== Records for the task

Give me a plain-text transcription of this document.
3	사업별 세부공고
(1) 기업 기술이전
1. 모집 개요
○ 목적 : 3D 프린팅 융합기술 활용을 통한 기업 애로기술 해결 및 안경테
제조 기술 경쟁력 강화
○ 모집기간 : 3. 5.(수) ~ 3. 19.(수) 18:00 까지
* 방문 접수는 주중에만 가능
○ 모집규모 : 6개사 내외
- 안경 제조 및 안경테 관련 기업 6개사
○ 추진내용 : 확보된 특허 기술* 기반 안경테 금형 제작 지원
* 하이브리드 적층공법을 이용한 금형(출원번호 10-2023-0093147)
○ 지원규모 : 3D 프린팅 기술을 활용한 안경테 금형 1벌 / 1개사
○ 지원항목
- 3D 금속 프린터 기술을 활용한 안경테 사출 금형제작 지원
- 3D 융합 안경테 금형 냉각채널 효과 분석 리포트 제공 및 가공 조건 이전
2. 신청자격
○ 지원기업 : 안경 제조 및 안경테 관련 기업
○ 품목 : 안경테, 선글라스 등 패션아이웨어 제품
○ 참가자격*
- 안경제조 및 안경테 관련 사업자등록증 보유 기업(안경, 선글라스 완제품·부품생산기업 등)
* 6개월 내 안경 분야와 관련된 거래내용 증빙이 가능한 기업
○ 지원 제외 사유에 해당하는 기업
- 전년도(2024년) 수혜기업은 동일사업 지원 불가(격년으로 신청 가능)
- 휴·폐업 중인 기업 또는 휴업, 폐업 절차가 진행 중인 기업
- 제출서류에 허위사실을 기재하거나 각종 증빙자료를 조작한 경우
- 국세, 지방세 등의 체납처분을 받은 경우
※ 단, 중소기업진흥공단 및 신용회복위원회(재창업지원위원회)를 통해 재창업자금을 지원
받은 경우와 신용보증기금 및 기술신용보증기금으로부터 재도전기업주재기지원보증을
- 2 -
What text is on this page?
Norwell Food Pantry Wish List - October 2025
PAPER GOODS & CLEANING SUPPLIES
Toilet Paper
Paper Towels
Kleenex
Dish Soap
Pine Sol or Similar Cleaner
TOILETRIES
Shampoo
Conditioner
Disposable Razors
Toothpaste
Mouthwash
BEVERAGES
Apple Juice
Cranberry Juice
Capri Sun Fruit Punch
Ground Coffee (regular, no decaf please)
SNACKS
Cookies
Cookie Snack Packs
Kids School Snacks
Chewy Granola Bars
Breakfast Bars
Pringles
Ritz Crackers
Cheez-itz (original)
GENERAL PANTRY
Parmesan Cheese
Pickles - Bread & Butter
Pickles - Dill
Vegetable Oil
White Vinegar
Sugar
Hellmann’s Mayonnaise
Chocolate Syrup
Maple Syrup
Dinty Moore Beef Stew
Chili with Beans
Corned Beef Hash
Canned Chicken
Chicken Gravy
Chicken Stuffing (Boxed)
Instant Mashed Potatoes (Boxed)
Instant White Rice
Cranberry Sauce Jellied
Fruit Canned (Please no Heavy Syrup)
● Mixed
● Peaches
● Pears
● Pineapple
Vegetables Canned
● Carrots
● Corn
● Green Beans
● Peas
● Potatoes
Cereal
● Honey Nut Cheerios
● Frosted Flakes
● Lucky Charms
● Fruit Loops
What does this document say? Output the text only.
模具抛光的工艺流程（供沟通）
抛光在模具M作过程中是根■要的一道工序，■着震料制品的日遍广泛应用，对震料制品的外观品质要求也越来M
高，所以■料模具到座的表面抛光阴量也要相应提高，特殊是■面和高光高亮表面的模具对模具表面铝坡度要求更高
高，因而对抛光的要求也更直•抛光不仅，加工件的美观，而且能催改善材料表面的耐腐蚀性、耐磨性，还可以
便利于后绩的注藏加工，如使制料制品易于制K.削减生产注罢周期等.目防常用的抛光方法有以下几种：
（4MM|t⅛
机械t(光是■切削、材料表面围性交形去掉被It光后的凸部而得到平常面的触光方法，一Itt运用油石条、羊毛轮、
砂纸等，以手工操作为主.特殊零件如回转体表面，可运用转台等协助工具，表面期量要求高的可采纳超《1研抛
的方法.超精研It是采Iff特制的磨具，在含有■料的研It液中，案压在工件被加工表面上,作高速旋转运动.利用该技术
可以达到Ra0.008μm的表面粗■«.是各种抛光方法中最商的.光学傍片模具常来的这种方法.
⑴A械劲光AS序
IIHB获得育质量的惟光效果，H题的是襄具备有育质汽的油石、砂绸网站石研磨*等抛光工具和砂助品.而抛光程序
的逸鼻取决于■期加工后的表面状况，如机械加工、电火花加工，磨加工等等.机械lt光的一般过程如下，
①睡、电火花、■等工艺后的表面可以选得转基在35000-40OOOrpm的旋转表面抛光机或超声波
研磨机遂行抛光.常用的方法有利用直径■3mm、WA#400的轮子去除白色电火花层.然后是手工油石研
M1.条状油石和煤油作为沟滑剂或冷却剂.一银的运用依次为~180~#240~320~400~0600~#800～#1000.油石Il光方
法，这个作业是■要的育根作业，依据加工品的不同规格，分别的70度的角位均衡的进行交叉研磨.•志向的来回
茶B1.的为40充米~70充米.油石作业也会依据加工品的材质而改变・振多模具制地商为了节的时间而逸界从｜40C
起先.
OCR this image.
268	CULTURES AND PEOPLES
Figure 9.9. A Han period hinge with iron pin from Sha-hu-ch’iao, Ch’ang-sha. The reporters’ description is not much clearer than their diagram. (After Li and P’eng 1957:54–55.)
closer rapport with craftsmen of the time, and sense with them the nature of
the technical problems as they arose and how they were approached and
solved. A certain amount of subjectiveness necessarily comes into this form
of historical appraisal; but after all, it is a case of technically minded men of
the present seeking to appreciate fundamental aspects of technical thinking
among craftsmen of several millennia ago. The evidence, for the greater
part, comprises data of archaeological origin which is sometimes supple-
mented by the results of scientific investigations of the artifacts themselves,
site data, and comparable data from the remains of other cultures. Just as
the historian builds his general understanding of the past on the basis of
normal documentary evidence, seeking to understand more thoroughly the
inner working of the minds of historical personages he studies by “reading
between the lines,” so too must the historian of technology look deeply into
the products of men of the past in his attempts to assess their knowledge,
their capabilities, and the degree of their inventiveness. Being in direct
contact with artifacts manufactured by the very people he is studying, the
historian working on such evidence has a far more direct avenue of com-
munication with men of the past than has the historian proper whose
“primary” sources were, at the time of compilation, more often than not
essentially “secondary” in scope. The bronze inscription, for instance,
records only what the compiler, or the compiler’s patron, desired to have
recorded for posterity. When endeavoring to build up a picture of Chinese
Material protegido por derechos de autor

====

Search the entries for the word "direct" and pick out every line that holds it.

▶ _Answer to this problem_:
their capabilities, and the degree of their inventiveness. Being in direct
historian working on such evidence has a far more direct avenue of com-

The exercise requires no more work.